### PROBLEM DETAILS:
Produce an exact copy of all the data below, dropping every image.

### SUPPLIED DATA:
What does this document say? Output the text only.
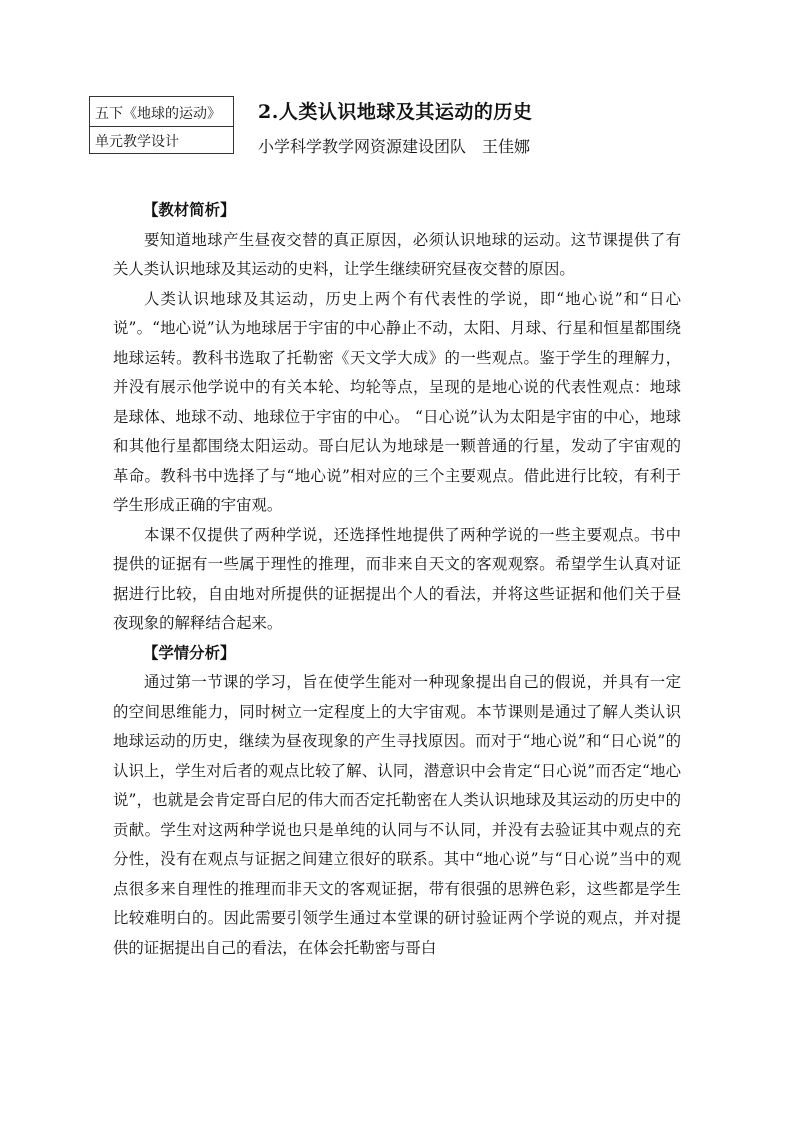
五下《地球的运动》
单元教学设计
2.人类认识地球及其运动的历史
小学科学教学网资源建设团队 王佳娜
【教材简析】

要知道地球产生昼夜交替的真正原因，必须认识地球的运动。这节课提供了有关人类认识地球及其运动的史料，让学生继续研究昼夜交替的原因。

人类认识地球及其运动，历史上两个有代表性的学说，即“地心说”和“日心说”。“地心说”认为地球居于宇宙的中心静止不动，太阳、月球、行星和恒星都围绕地球运转。教科书选取了托勒密《天文学大成》的一些观点。鉴于学生的理解力，并没有展示他学说中的有关本轮、均轮等点，呈现的是地心说的代表性观点：地球是球体、地球不动、地球位于宇宙的中心。 “日心说”认为太阳是宇宙的中心，地球和其他行星都围绕太阳运动。哥白尼认为地球是一颗普通的行星，发动了宇宙观的革命。教科书中选择了与“地心说”相对应的三个主要观点。借此进行比较，有利于学生形成正确的宇宙观。

本课不仅提供了两种学说，还选择性地提供了两种学说的一些主要观点。书中提供的证据有一些属于理性的推理，而非来自天文的客观观察。希望学生认真对证据进行比较，自由地对所提供的证据提出个人的看法，并将这些证据和他们关于昼夜现象的解释结合起来。

【学情分析】

通过第一节课的学习，旨在使学生能对一种现象提出自己的假说，并具有一定的空间思维能力，同时树立一定程度上的大宇宙观。本节课则是通过了解人类认识地球运动的历史，继续为昼夜现象的产生寻找原因。而对于“地心说”和“日心说”的认识上，学生对后者的观点比较了解、认同，潜意识中会肯定“日心说”而否定“地心说”，也就是会肯定哥白尼的伟大而否定托勒密在人类认识地球及其运动的历史中的贡献。学生对这两种学说也只是单纯的认同与不认同，并没有去验证其中观点的充分性，没有在观点与证据之间建立很好的联系。其中“地心说”与“日心说”当中的观点很多来自理性的推理而非天文的客观证据，带有很强的思辨色彩，这些都是学生比较难明白的。因此需要引领学生通过本堂课的研讨验证两个学说的观点，并对提供的证据提出自己的看法，在体会托勒密与哥白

### SOLUTION TO THIS EXERCISE:
What does this document say? Output the text only.
五下《地球的运动》
单元教学设计
2.人类认识地球及其运动的历史
小学科学教学网资源建设团队 王佳娜
【教材简析】

要知道地球产生昼夜交替的真正原因，必须认识地球的运动。这节课提供了有关人类认识地球及其运动的史料，让学生继续研究昼夜交替的原因。

人类认识地球及其运动，历史上两个有代表性的学说，即“地心说”和“日心说”。“地心说”认为地球居于宇宙的中心静止不动，太阳、月球、行星和恒星都围绕地球运转。教科书选取了托勒密《天文学大成》的一些观点。鉴于学生的理解力，并没有展示他学说中的有关本轮、均轮等点，呈现的是地心说的代表性观点：地球是球体、地球不动、地球位于宇宙的中心。 “日心说”认为太阳是宇宙的中心，地球和其他行星都围绕太阳运动。哥白尼认为地球是一颗普通的行星，发动了宇宙观的革命。教科书中选择了与“地心说”相对应的三个主要观点。借此进行比较，有利于学生形成正确的宇宙观。

本课不仅提供了两种学说，还选择性地提供了两种学说的一些主要观点。书中提供的证据有一些属于理性的推理，而非来自天文的客观观察。希望学生认真对证据进行比较，自由地对所提供的证据提出个人的看法，并将这些证据和他们关于昼夜现象的解释结合起来。

【学情分析】

通过第一节课的学习，旨在使学生能对一种现象提出自己的假说，并具有一定的空间思维能力，同时树立一定程度上的大宇宙观。本节课则是通过了解人类认识地球运动的历史，继续为昼夜现象的产生寻找原因。而对于“地心说”和“日心说”的认识上，学生对后者的观点比较了解、认同，潜意识中会肯定“日心说”而否定“地心说”，也就是会肯定哥白尼的伟大而否定托勒密在人类认识地球及其运动的历史中的贡献。学生对这两种学说也只是单纯的认同与不认同，并没有去验证其中观点的充分性，没有在观点与证据之间建立很好的联系。其中“地心说”与“日心说”当中的观点很多来自理性的推理而非天文的客观证据，带有很强的思辨色彩，这些都是学生比较难明白的。因此需要引领学生通过本堂课的研讨验证两个学说的观点，并对提供的证据提出自己的看法，在体会托勒密与哥白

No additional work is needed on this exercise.